[Task to complete] Quote the lines of the material verbatim, starting at the line that contains "data-point [474,449,484,458]" and ending at the line that contains "data-point [717,409,725,418]", with both of those lines included.

##########

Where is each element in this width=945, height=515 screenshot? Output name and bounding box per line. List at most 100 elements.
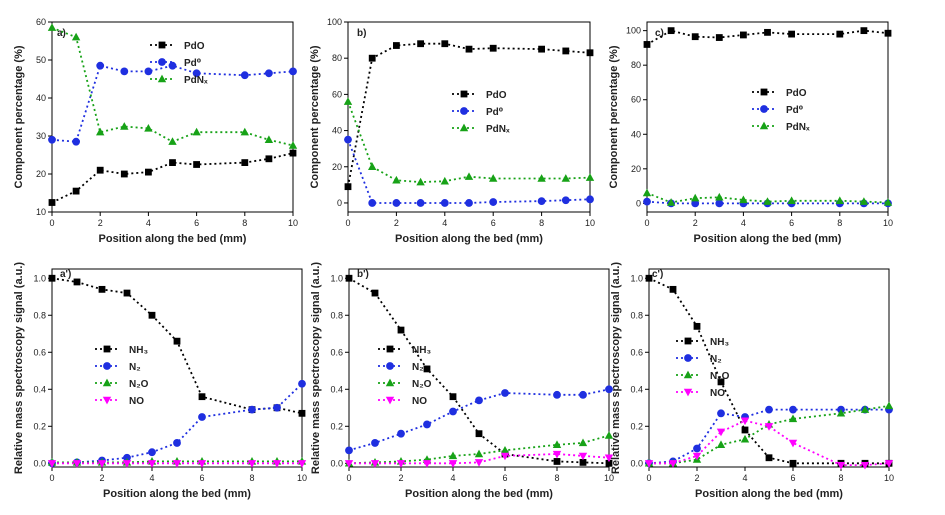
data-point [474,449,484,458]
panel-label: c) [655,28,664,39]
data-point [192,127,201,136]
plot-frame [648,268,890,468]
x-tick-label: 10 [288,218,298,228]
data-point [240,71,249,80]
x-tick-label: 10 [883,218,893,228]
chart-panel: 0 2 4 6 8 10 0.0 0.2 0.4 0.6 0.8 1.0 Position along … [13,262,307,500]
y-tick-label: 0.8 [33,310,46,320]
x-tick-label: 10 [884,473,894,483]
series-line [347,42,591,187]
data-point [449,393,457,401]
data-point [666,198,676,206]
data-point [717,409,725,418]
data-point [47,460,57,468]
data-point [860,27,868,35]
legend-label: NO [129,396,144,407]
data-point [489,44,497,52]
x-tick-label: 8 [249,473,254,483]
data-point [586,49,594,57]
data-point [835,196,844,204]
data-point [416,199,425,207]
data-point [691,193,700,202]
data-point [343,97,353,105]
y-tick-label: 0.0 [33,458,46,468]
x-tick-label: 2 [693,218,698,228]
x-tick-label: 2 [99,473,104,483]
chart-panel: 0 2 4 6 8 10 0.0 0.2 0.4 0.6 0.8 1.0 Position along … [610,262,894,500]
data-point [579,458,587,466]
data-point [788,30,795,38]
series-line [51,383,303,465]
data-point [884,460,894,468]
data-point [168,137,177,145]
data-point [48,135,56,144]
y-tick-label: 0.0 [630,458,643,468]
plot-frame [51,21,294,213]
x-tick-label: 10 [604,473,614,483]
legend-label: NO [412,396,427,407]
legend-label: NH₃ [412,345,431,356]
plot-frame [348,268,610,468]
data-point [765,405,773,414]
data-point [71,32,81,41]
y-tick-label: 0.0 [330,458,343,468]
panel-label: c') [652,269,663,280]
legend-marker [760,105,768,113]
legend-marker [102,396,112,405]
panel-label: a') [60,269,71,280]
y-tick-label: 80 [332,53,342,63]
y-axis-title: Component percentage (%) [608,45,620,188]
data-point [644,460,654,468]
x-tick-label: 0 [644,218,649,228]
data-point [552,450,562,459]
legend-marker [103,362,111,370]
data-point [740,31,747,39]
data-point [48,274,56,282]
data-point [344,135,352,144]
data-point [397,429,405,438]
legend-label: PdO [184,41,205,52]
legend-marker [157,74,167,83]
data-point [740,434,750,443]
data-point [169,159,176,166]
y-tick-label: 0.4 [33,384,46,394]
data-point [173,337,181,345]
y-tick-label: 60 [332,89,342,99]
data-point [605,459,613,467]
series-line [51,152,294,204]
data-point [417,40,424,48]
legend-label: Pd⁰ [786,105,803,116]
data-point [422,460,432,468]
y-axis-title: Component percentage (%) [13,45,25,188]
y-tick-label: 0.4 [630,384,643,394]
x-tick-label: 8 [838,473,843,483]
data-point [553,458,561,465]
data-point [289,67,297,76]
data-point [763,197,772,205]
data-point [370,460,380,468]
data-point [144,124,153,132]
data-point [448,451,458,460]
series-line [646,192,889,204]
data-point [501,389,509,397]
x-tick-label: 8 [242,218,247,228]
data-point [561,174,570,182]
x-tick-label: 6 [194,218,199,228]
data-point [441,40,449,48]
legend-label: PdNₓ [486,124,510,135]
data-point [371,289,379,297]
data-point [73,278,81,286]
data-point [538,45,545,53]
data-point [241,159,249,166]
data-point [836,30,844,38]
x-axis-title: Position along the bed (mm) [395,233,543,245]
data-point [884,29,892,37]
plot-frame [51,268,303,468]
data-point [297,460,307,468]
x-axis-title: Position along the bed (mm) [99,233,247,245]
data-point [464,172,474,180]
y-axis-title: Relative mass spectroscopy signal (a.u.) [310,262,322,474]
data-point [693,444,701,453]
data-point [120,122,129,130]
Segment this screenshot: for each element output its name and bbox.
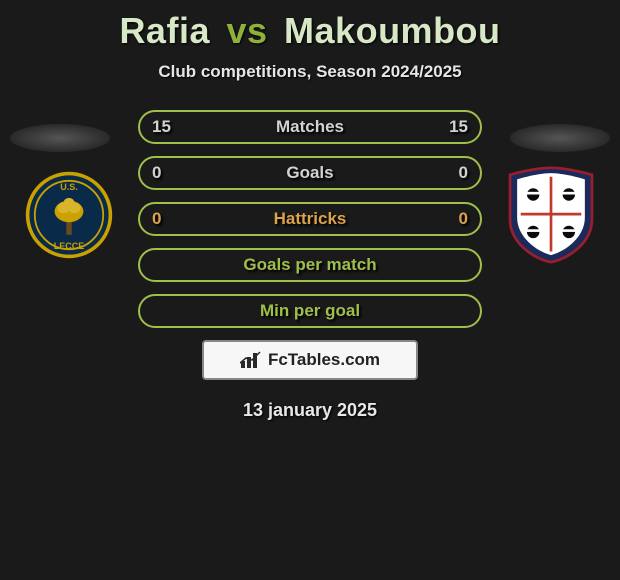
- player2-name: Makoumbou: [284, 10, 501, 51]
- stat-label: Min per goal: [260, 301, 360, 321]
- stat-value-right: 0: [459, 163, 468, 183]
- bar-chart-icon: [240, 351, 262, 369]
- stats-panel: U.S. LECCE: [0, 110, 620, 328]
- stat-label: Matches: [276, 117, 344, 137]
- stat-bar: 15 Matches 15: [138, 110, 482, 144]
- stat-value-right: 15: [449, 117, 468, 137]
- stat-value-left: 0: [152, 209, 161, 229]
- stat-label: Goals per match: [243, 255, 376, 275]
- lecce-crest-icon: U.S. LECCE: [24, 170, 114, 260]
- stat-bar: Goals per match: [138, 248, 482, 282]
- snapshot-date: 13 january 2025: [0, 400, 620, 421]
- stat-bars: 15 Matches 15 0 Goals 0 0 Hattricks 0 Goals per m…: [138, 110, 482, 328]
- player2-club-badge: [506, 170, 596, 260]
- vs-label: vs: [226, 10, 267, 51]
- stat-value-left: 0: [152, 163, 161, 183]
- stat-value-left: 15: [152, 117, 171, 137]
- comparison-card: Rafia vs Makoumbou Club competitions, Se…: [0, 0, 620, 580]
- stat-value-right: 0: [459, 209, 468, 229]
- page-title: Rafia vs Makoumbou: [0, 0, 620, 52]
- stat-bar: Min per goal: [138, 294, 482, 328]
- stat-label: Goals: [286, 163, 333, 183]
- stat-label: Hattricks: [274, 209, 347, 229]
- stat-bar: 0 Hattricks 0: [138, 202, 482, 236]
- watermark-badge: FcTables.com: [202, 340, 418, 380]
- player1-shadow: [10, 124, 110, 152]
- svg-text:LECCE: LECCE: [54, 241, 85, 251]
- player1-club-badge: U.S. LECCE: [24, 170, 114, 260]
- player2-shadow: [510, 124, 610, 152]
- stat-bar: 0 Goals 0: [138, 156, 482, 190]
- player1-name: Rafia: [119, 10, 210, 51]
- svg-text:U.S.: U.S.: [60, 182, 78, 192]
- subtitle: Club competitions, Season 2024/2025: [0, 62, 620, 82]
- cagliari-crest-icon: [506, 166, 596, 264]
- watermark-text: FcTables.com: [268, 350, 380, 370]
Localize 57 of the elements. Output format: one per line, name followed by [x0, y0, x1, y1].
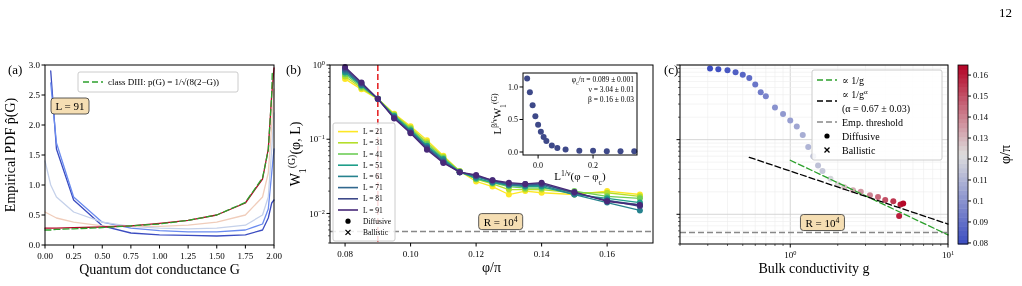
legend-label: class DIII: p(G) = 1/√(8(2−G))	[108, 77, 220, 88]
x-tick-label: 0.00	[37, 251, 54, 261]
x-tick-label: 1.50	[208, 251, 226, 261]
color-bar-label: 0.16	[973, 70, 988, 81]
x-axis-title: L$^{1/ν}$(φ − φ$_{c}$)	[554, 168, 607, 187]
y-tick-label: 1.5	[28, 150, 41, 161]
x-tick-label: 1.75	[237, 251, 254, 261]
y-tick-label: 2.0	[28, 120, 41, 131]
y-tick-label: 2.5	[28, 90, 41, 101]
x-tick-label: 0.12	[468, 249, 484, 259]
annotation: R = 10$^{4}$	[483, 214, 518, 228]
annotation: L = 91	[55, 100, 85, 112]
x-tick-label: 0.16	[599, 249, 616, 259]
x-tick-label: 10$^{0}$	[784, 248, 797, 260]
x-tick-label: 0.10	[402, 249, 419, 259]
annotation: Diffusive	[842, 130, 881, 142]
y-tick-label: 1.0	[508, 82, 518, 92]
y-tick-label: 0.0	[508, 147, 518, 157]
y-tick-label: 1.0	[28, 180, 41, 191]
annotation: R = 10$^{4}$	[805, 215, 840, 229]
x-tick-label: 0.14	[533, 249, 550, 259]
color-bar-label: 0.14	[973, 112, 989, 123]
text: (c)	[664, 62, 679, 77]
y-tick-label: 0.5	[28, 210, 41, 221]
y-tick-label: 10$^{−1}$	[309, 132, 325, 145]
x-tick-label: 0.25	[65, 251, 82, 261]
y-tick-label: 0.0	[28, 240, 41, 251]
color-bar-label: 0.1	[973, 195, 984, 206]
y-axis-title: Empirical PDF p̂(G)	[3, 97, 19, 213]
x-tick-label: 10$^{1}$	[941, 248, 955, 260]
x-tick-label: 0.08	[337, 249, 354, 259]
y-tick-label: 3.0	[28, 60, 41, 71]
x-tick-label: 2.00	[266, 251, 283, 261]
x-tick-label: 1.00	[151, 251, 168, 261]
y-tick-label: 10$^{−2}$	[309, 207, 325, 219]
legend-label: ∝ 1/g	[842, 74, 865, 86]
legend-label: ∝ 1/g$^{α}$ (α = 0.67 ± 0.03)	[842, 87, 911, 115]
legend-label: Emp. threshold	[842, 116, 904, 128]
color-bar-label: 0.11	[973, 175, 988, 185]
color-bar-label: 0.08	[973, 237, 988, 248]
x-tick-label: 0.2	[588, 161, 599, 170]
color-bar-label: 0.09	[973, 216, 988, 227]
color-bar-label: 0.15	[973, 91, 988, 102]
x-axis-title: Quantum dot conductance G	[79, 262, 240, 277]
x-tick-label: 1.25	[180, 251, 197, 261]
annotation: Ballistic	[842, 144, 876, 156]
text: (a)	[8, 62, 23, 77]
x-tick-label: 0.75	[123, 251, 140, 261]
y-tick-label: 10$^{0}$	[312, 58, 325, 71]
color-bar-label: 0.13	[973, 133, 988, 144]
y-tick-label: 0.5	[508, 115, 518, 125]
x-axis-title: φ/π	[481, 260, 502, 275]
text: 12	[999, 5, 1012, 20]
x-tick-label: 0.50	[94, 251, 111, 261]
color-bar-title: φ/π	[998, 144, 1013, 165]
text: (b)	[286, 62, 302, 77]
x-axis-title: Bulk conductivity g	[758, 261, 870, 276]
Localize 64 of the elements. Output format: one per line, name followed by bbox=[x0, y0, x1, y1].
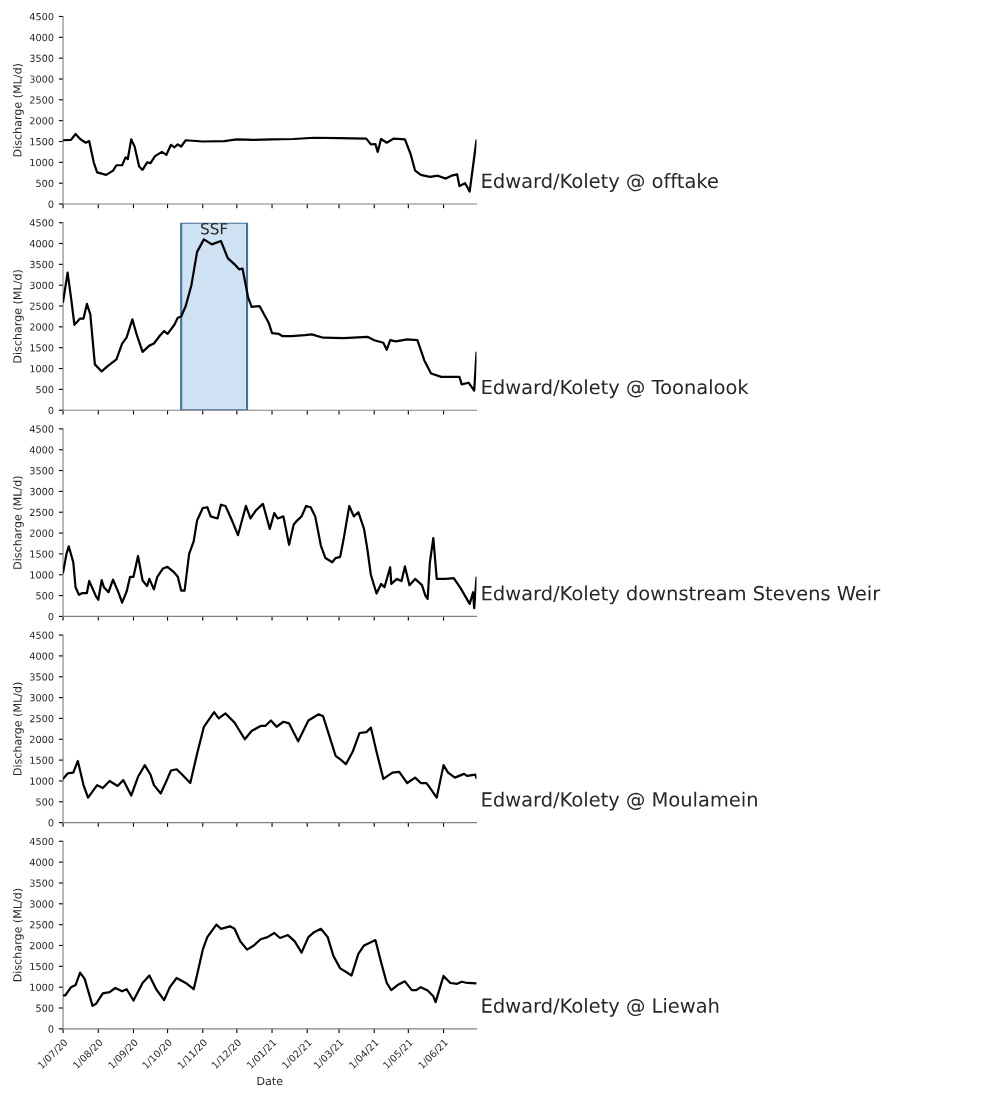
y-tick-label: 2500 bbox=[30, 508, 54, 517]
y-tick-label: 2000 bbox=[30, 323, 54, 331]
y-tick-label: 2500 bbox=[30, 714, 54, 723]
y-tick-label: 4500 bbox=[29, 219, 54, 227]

##########

[Problem solution]
data-point [474,449,484,458]
panel-label: c) [655,28,664,39]
data-point [192,127,201,136]
plot-frame [648,268,890,468]
x-tick-label: 10 [288,218,298,228]
data-point [240,71,249,80]
x-tick-label: 10 [883,218,893,228]
chart-panel: 0 2 4 6 8 10 0.0 0.2 0.4 0.6 0.8 1.0 Position along … [13,262,307,500]
y-tick-label: 0.8 [33,310,46,320]
x-tick-label: 10 [884,473,894,483]
series-line [347,42,591,187]
data-point [449,393,457,401]
data-point [666,198,676,206]
data-point [717,409,725,418]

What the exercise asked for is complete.